╭──
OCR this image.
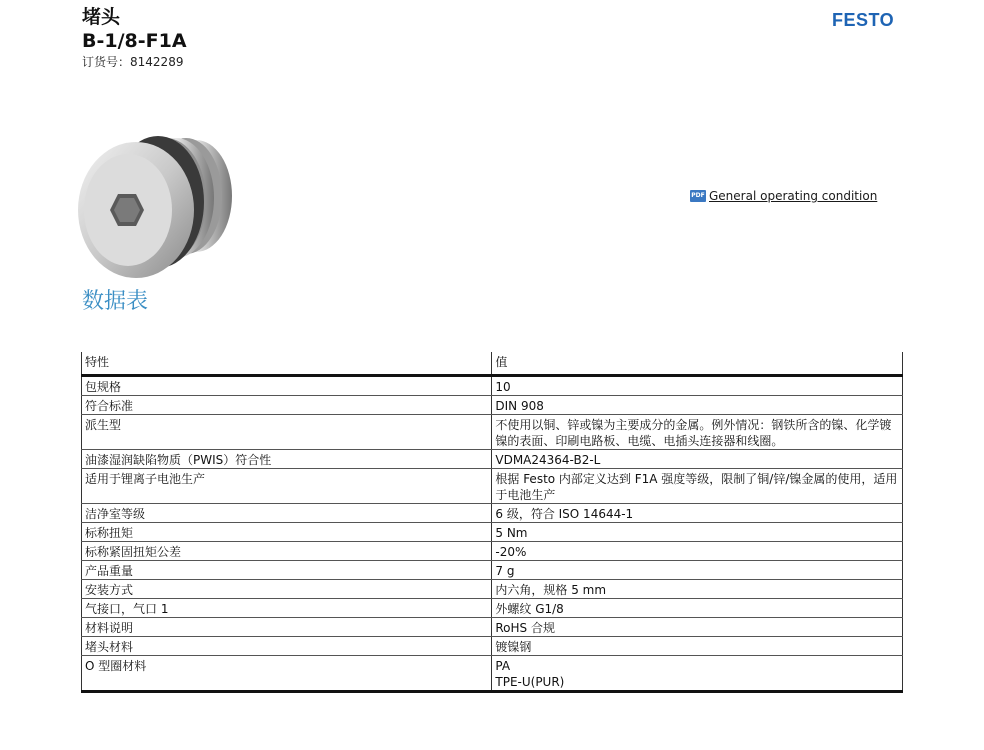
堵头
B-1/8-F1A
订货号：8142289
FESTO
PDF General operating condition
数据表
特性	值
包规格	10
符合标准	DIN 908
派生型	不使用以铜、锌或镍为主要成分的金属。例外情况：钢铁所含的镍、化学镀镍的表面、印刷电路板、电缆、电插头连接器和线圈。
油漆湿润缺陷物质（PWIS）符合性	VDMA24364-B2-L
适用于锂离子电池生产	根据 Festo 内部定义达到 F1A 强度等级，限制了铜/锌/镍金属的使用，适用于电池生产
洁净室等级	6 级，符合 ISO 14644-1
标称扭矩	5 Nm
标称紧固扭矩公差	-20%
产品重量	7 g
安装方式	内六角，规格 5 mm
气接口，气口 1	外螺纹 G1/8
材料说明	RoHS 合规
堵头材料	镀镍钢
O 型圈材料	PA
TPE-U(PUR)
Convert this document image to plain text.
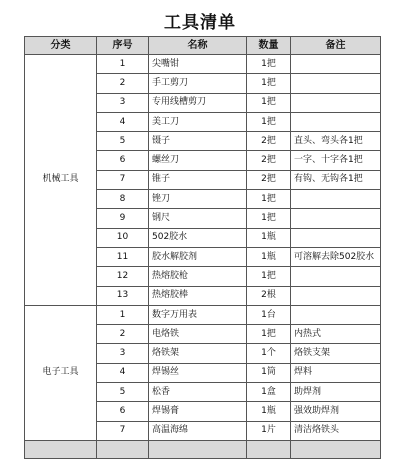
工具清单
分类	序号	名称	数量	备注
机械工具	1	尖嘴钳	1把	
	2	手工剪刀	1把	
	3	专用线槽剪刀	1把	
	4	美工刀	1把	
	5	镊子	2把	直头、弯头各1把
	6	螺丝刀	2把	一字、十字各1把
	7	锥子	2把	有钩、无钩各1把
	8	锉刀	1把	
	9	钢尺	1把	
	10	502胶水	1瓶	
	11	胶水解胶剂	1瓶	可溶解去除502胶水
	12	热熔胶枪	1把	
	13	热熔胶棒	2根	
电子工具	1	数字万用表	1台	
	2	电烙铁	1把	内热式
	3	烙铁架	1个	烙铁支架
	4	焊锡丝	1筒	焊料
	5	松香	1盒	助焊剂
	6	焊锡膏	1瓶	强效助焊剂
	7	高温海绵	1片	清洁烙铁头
╰──
╭──
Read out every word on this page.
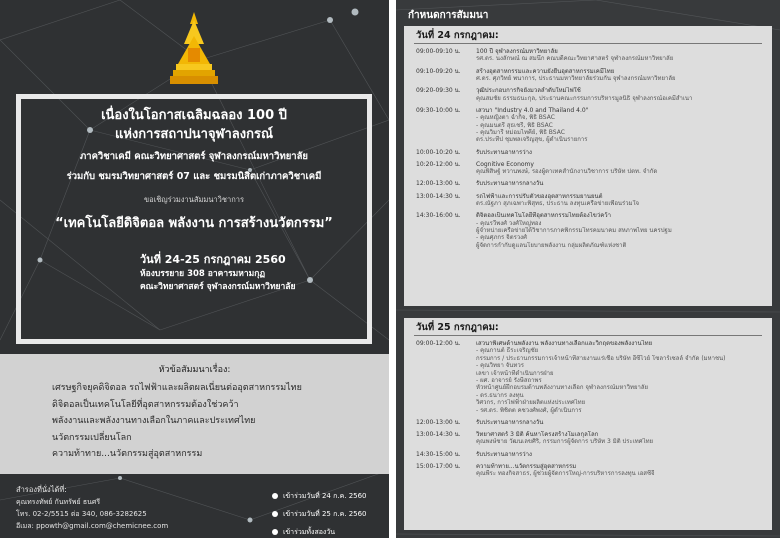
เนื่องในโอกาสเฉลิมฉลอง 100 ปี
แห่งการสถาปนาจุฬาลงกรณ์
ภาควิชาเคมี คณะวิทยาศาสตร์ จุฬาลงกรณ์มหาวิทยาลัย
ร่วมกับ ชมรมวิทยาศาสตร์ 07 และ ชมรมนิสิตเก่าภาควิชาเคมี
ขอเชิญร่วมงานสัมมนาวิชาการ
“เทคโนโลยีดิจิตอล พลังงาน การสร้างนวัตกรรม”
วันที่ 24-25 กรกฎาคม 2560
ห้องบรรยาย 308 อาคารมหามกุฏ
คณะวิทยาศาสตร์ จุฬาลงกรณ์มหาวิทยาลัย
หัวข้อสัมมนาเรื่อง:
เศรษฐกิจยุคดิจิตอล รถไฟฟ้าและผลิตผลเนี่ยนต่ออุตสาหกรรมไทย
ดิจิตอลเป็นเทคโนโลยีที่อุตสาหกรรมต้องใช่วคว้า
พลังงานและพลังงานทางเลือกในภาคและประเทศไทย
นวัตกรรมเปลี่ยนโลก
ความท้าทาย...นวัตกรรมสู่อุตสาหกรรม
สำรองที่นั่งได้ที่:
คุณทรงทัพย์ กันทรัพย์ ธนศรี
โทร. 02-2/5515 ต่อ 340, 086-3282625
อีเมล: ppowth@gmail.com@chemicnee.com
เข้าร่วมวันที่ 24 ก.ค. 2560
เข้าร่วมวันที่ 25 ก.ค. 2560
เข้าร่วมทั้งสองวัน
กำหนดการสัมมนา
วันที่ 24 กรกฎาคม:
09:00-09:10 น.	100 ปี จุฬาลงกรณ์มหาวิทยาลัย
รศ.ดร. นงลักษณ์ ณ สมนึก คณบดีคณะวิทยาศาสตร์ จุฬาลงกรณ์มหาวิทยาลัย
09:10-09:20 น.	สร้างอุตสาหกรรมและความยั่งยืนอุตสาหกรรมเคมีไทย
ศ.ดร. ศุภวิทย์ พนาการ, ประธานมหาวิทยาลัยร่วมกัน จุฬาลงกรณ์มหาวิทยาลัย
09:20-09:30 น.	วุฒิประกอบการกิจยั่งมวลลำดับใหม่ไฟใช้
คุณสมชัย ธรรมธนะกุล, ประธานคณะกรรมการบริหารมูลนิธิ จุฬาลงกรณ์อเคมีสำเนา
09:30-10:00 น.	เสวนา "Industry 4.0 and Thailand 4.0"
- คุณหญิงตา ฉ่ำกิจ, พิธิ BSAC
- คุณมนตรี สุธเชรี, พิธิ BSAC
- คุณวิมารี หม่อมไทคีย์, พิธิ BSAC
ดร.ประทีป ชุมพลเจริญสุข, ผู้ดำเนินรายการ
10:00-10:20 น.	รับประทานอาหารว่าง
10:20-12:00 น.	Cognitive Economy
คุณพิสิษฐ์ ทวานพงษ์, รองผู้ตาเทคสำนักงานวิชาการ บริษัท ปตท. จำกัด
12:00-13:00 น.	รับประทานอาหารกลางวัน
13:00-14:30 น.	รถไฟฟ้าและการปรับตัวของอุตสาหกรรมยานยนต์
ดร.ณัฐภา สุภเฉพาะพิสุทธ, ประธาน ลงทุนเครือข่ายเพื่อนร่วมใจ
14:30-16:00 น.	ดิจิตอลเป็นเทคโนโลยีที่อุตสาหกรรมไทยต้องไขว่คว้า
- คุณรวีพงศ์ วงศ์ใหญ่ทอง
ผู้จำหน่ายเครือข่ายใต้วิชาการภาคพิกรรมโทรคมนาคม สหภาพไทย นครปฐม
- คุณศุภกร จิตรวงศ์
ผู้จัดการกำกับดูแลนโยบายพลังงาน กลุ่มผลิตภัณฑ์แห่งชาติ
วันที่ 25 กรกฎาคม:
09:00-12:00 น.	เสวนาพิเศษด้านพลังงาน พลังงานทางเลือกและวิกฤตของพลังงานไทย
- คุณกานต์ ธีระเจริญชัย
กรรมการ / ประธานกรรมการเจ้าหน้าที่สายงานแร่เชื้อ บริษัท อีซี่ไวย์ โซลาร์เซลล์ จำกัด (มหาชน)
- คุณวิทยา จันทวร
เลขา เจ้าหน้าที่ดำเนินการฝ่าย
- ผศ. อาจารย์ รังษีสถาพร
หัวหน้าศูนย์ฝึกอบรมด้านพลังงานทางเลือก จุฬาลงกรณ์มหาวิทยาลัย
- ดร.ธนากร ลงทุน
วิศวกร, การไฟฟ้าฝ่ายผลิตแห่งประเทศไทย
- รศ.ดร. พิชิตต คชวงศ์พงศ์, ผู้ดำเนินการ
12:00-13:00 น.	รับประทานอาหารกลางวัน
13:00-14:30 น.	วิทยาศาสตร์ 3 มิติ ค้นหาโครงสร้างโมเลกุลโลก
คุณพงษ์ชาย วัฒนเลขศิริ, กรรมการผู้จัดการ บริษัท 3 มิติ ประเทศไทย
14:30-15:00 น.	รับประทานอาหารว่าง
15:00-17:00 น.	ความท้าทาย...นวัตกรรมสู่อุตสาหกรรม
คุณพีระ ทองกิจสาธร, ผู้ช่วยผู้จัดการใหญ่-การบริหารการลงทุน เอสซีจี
╰──
╭──
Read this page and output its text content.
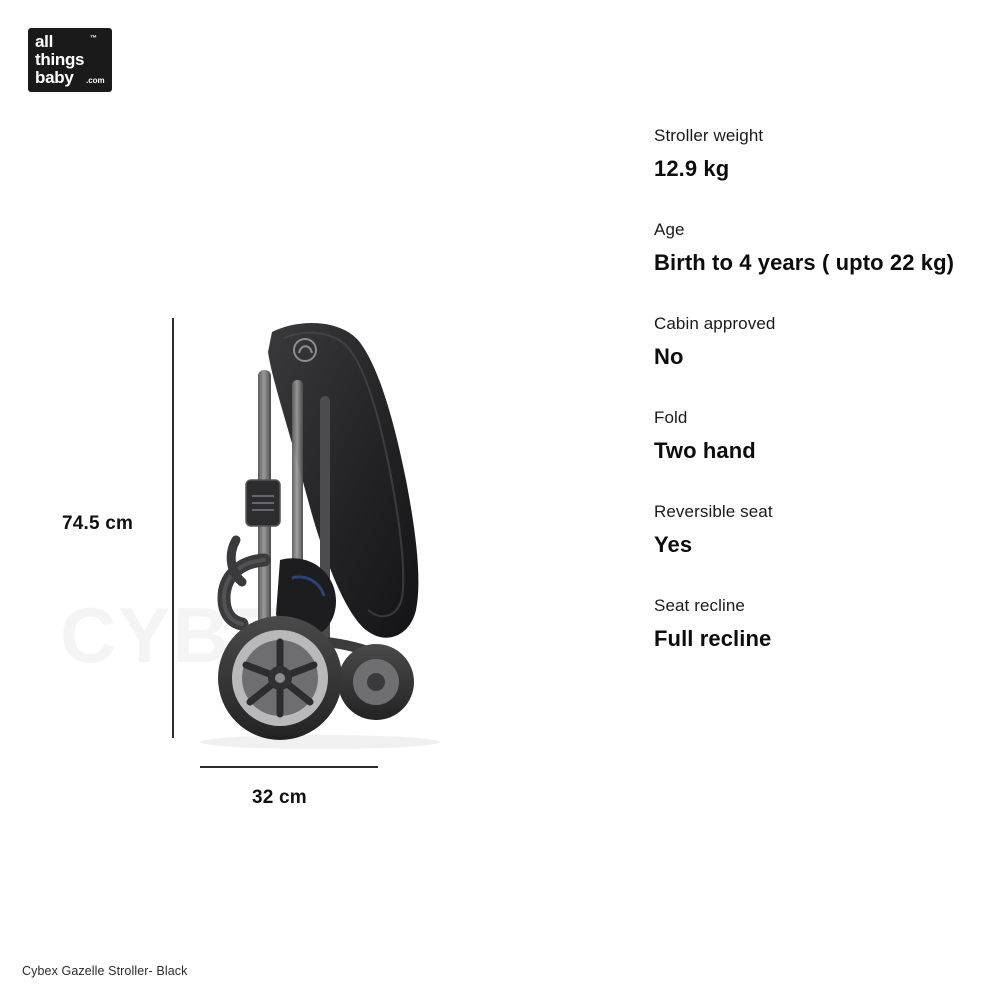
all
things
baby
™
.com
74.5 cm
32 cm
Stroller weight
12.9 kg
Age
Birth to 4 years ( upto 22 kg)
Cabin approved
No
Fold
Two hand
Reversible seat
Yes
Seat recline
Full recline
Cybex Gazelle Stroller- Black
╰──
Reply with the number of lines in the preceding entries that contain "Read", and no other words.

2